--- Given records Enclosed Below ---

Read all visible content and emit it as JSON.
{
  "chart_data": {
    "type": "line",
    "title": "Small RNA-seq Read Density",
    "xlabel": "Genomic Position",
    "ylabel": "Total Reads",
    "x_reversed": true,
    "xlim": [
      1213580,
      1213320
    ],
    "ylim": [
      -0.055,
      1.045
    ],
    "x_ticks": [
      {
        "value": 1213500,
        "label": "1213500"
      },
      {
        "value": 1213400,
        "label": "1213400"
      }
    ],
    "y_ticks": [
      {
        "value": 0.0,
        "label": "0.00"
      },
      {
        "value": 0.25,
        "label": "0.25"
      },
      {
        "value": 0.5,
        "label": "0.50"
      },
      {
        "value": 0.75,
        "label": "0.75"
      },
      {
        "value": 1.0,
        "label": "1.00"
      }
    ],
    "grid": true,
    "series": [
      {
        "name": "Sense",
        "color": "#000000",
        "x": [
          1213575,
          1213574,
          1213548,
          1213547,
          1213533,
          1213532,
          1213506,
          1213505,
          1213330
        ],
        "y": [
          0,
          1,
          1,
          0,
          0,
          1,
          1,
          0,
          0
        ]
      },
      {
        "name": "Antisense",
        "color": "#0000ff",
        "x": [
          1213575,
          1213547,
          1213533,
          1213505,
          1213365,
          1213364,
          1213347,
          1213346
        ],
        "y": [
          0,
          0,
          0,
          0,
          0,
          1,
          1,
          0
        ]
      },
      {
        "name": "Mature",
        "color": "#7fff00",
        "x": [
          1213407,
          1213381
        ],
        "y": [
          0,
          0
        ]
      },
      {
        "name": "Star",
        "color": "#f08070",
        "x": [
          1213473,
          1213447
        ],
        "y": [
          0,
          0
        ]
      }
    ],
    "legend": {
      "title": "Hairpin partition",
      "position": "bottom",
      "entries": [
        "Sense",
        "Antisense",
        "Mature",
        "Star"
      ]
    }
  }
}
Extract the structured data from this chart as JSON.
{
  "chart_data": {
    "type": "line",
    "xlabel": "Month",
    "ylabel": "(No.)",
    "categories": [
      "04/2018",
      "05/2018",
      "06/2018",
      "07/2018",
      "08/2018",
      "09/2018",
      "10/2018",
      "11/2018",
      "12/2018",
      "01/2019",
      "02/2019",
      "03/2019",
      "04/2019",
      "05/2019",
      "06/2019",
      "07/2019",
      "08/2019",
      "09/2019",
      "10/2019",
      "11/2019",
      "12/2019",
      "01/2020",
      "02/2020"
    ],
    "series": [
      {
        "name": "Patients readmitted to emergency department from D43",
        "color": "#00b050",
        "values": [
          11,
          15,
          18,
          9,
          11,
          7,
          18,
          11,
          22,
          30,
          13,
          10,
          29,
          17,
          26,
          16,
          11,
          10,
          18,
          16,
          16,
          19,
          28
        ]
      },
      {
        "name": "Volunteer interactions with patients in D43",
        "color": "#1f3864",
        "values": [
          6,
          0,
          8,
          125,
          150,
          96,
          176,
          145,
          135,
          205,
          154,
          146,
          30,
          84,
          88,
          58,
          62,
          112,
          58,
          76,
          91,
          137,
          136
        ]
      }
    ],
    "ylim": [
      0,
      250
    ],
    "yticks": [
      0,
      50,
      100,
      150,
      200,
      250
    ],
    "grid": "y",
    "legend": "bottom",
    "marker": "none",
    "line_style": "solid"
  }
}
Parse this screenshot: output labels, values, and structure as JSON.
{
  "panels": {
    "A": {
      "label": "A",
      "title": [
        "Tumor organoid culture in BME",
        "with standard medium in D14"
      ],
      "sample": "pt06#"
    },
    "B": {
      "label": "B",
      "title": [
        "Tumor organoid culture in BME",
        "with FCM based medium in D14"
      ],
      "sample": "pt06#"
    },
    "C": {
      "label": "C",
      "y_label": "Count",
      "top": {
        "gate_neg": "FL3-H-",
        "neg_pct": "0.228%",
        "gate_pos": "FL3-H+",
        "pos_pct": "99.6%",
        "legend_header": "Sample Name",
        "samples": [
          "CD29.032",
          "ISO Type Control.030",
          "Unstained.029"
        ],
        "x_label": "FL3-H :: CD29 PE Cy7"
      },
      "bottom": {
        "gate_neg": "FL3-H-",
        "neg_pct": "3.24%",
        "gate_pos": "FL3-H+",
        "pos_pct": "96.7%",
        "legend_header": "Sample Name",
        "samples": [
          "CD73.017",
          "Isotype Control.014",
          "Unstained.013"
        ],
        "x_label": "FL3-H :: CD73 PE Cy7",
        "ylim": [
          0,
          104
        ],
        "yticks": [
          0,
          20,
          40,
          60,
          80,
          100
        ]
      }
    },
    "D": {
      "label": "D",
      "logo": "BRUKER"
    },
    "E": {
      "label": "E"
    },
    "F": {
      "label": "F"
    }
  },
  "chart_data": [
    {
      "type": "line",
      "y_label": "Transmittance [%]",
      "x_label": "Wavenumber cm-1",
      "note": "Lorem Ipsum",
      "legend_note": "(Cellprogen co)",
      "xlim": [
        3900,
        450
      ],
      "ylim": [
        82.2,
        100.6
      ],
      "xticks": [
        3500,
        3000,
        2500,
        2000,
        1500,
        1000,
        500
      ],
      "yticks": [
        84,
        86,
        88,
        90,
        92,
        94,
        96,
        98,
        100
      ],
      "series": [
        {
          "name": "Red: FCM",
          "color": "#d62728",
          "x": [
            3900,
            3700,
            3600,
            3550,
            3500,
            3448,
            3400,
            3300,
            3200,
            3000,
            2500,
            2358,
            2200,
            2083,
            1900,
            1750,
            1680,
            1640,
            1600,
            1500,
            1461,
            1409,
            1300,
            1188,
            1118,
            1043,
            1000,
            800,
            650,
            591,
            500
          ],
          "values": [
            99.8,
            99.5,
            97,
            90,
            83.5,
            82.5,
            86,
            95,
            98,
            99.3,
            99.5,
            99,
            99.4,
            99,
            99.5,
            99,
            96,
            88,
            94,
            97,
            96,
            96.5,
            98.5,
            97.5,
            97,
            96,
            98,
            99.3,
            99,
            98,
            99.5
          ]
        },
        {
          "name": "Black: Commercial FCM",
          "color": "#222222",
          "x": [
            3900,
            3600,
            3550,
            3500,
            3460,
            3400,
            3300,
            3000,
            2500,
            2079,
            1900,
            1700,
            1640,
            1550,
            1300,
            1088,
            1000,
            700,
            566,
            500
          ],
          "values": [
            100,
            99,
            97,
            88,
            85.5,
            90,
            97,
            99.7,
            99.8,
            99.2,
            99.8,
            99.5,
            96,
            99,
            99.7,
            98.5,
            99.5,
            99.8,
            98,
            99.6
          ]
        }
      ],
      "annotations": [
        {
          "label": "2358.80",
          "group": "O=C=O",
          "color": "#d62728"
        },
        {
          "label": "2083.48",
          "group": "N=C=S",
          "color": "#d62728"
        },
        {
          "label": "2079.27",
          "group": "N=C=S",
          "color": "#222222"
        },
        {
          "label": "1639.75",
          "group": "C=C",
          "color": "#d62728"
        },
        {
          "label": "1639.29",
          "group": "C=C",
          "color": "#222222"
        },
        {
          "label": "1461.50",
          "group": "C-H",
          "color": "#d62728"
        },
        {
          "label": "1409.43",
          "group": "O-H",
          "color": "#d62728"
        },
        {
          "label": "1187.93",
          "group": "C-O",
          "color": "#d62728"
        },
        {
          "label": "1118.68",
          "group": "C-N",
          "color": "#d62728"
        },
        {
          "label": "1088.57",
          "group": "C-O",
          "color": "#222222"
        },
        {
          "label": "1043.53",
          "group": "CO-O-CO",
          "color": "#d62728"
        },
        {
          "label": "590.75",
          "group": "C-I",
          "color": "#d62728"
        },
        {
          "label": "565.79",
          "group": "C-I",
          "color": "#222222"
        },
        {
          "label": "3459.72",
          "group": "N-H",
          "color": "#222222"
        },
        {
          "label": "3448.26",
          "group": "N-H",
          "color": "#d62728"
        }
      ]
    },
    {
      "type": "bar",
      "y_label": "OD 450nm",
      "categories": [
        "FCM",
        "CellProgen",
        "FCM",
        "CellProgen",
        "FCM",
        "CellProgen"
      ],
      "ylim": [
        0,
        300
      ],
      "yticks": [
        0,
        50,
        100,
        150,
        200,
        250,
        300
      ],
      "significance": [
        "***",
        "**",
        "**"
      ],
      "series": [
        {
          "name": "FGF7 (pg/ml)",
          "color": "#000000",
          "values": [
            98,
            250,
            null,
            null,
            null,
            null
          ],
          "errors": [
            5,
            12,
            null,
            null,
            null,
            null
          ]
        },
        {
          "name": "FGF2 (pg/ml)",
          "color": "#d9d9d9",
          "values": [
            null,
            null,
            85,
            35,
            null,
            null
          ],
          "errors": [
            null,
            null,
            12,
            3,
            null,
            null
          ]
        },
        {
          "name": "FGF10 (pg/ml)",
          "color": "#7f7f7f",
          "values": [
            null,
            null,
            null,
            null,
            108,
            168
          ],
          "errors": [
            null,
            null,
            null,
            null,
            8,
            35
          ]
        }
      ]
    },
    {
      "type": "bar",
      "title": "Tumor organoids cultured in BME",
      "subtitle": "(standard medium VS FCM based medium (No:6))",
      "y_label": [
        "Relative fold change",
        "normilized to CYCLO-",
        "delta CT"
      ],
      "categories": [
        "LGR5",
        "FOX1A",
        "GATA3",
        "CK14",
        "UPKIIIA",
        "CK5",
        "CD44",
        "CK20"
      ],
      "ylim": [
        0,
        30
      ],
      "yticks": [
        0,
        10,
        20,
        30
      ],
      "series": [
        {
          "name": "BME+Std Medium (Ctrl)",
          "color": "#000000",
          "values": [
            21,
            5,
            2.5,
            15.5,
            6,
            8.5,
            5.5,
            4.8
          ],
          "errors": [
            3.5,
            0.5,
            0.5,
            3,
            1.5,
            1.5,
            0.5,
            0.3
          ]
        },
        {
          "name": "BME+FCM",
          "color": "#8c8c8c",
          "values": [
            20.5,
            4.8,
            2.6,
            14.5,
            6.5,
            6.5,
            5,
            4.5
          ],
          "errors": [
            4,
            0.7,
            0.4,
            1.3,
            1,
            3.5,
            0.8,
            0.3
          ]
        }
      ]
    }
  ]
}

--- End of Enclosed Given records ---

Action item
If a line above contains the word "based", list it.

Response area
        "with FCM based medium in D14"
      "subtitle": "(standard medium VS FCM based medium (No:6))",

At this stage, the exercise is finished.